Exercise prompt: Extract each line bearing the word "qituvchi".

Task data:
>> BEGIN

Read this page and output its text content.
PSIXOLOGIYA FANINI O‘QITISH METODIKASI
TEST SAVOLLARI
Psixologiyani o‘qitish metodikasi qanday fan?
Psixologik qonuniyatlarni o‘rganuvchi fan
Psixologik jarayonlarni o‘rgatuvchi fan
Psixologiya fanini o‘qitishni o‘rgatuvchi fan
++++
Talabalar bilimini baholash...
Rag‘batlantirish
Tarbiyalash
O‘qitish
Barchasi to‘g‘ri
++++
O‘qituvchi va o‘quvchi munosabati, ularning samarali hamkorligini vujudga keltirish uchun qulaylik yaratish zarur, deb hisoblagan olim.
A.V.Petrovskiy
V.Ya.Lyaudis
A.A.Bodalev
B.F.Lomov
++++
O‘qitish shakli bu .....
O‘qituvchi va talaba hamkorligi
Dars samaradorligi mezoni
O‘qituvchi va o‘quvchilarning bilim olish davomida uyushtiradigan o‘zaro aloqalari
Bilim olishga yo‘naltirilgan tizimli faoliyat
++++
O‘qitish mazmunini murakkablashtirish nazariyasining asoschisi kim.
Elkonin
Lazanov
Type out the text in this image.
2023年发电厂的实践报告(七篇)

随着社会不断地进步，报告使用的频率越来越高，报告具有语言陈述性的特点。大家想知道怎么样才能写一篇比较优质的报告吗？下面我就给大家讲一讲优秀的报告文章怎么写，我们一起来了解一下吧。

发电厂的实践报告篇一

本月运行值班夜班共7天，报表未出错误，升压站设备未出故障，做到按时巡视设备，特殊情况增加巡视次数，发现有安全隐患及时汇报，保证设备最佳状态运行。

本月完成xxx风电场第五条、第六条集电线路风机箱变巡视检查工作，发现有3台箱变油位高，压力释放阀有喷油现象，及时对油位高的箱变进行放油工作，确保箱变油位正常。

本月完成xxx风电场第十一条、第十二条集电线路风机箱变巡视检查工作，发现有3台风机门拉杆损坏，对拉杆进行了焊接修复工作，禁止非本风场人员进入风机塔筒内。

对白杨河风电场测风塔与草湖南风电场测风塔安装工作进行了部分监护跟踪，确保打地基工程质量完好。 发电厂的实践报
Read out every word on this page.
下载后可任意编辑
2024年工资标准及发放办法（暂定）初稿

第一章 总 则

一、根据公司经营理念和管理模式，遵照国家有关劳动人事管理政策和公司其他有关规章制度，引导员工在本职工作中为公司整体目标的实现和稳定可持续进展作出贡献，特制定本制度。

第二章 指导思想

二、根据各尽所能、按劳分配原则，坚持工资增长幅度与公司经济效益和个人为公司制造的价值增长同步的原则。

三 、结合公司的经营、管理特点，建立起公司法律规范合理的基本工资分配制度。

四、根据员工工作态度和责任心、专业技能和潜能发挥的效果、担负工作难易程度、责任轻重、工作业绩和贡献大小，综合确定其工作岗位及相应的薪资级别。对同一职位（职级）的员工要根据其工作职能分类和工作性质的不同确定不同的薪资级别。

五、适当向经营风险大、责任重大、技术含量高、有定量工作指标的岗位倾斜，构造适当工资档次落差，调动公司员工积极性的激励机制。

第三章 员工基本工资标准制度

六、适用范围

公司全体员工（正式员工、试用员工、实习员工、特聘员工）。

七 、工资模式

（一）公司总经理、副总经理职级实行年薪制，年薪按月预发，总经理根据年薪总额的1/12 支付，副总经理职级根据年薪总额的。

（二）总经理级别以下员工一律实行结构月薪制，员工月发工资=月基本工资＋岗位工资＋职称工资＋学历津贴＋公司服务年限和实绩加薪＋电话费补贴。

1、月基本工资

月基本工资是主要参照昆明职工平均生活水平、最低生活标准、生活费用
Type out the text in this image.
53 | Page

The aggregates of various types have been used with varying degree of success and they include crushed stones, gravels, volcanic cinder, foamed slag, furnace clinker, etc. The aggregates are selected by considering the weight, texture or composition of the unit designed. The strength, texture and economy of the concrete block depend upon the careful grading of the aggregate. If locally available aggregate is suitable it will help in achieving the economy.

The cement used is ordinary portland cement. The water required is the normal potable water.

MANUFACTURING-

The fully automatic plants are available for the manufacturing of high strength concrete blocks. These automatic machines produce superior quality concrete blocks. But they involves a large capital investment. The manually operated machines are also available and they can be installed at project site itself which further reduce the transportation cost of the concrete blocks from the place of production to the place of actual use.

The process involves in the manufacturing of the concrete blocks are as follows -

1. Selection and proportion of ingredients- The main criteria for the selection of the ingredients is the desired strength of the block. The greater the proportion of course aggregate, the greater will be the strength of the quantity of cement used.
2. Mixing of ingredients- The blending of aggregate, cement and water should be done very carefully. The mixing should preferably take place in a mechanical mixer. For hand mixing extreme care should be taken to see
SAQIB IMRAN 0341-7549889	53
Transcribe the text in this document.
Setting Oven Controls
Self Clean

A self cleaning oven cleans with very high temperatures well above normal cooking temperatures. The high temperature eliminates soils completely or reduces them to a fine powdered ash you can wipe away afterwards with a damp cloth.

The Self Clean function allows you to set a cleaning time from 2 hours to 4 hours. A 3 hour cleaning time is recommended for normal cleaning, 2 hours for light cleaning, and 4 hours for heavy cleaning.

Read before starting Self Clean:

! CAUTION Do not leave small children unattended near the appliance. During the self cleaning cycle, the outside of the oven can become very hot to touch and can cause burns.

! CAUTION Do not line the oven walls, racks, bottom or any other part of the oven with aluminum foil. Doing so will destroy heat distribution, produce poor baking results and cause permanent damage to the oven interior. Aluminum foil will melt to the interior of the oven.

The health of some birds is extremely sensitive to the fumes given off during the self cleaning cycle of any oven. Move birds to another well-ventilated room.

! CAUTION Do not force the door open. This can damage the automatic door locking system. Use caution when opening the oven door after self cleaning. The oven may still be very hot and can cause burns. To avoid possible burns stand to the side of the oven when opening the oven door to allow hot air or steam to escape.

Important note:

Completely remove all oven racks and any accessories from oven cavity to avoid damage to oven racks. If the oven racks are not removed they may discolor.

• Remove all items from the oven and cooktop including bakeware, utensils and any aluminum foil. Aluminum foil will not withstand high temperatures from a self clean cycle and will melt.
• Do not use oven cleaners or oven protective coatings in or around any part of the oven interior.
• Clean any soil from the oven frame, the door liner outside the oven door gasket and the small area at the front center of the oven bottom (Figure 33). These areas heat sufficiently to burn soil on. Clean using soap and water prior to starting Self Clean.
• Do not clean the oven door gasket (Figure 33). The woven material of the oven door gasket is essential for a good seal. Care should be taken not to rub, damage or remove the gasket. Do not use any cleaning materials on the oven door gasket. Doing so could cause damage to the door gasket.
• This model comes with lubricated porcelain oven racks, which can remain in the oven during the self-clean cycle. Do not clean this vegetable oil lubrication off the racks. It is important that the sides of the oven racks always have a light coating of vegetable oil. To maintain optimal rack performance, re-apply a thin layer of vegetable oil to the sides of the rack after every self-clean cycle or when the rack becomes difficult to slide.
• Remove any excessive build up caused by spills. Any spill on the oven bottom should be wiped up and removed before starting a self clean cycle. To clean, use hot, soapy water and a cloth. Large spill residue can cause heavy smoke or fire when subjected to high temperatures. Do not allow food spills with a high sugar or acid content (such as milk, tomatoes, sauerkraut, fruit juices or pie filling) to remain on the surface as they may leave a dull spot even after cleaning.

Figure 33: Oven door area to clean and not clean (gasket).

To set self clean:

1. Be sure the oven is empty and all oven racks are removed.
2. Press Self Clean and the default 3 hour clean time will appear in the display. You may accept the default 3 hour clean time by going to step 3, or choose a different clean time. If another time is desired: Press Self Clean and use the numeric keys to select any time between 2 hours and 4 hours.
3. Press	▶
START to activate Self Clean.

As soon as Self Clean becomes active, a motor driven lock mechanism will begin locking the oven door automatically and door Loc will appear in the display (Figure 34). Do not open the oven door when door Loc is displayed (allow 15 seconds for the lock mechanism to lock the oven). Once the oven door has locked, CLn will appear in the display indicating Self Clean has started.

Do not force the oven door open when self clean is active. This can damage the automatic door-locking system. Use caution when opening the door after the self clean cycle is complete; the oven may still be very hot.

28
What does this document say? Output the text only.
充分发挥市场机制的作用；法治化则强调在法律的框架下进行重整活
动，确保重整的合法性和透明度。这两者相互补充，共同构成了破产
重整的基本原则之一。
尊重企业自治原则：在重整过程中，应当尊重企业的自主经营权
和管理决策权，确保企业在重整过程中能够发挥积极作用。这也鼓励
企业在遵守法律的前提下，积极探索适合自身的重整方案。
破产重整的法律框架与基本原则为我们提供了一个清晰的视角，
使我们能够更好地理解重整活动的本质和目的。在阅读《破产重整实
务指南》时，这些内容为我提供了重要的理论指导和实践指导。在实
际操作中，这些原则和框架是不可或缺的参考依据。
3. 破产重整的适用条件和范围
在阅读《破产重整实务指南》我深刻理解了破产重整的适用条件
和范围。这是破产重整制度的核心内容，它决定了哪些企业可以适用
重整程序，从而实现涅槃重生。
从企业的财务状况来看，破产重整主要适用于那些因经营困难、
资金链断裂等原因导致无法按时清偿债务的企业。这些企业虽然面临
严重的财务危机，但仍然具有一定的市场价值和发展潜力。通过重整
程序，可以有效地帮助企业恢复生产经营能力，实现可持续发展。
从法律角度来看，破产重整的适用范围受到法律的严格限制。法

>> END

Reply:
O‘qituvchi va o‘quvchi munosabati, ularning samarali hamkorligini vujudga keltirish uchun qulaylik yaratish zarur, deb hisoblagan olim.
O‘qituvchi va talaba hamkorligi
O‘qituvchi va o‘quvchilarning bilim olish davomida uyushtiradigan o‘zaro aloqalari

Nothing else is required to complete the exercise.